━━━━━ Given data ━━━━━
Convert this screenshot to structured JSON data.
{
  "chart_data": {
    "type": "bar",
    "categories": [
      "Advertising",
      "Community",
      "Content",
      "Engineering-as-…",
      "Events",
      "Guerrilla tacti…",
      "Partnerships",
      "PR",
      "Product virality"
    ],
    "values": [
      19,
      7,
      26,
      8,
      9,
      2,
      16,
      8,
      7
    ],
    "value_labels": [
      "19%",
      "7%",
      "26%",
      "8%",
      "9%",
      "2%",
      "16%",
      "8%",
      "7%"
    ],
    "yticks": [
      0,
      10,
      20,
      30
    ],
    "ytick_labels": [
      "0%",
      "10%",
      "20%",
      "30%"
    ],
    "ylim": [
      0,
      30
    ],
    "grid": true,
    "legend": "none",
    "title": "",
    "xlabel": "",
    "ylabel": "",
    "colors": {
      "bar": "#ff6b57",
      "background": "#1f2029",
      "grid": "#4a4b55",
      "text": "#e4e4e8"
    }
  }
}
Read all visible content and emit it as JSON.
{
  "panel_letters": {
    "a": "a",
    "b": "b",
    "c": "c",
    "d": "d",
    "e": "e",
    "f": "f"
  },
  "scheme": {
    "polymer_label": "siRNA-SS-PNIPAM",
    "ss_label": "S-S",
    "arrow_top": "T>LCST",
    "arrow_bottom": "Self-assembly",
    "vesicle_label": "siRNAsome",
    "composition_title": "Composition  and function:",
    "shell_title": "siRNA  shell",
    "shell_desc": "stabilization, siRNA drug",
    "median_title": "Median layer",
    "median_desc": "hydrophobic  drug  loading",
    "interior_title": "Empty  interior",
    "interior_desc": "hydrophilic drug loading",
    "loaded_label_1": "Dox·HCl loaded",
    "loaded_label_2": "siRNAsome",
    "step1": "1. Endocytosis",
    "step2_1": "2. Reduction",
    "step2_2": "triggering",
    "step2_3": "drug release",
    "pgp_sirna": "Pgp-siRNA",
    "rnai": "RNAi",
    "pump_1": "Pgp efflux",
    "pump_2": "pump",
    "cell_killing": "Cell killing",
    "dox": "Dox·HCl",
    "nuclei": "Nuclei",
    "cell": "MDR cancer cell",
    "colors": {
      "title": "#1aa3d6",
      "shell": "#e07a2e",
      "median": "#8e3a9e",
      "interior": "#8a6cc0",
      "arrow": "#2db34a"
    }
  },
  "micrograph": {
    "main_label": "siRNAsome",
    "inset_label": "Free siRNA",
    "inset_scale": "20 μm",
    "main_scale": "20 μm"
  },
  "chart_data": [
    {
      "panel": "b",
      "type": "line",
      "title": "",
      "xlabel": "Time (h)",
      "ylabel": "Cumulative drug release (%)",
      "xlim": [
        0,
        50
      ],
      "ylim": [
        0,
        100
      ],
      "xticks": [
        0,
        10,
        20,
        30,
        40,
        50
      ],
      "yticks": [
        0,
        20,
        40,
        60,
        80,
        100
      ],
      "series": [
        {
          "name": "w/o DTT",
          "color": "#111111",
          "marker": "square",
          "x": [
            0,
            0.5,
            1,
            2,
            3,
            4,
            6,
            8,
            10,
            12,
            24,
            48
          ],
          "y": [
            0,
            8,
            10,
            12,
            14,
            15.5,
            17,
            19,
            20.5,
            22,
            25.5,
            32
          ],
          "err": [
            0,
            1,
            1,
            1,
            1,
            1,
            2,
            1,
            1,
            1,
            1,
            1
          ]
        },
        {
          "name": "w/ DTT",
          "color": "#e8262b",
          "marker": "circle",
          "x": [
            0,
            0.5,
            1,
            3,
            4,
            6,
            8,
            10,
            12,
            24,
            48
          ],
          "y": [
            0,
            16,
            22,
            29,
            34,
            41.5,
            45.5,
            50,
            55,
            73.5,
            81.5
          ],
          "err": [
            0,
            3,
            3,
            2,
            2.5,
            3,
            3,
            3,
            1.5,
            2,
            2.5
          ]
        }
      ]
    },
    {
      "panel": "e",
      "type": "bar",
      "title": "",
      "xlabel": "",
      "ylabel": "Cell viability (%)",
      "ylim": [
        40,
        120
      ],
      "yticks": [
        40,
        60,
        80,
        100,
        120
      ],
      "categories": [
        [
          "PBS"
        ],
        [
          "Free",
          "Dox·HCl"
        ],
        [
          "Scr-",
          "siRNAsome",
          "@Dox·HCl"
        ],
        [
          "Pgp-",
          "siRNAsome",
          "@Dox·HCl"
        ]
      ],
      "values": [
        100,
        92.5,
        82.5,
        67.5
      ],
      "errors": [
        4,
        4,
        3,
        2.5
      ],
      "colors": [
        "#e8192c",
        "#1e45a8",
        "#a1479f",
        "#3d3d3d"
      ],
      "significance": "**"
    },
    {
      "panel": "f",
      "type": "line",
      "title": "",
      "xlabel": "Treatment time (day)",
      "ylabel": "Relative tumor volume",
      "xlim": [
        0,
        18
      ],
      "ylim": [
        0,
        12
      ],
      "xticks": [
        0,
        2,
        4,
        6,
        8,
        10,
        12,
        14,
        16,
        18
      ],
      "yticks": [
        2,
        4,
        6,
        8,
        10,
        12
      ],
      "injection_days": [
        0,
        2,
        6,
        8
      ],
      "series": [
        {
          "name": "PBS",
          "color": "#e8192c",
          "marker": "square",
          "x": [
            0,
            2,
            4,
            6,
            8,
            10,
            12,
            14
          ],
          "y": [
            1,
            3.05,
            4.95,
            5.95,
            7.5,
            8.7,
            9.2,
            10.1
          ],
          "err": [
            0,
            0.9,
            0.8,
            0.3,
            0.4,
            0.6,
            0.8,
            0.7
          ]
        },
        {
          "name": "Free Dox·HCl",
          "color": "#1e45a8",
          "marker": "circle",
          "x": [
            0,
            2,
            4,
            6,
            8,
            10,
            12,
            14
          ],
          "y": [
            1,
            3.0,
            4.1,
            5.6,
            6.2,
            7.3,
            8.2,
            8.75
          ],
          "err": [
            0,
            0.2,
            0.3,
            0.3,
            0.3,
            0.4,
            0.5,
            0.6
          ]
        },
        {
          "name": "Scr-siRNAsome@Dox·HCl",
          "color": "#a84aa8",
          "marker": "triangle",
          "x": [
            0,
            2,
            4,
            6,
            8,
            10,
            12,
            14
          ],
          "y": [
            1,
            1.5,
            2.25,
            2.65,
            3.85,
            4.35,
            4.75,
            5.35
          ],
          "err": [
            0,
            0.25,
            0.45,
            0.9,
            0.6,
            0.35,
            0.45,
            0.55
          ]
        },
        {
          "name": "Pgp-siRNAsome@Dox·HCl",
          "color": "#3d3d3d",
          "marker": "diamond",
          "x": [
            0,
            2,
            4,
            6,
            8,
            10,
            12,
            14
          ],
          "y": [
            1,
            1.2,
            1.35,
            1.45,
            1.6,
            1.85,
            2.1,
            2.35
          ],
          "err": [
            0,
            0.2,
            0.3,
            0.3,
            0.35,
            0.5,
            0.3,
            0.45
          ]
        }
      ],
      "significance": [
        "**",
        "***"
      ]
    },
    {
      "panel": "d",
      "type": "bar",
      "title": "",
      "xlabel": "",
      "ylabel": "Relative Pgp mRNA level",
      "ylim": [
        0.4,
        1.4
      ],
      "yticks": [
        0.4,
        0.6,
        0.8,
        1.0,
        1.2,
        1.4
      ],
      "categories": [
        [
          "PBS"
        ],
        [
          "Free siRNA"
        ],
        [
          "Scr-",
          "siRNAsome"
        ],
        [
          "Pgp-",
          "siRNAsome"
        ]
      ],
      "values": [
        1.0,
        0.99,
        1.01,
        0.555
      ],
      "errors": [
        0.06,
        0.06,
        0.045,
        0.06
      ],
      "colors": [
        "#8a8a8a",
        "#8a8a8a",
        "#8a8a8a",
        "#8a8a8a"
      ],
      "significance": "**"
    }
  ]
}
━━━━━
* [Task description]: If the string "Relative" appears in a line of the entries, report the line.

* [Output]:
      "ylabel": "Relative tumor volume",
      "ylabel": "Relative Pgp mRNA level",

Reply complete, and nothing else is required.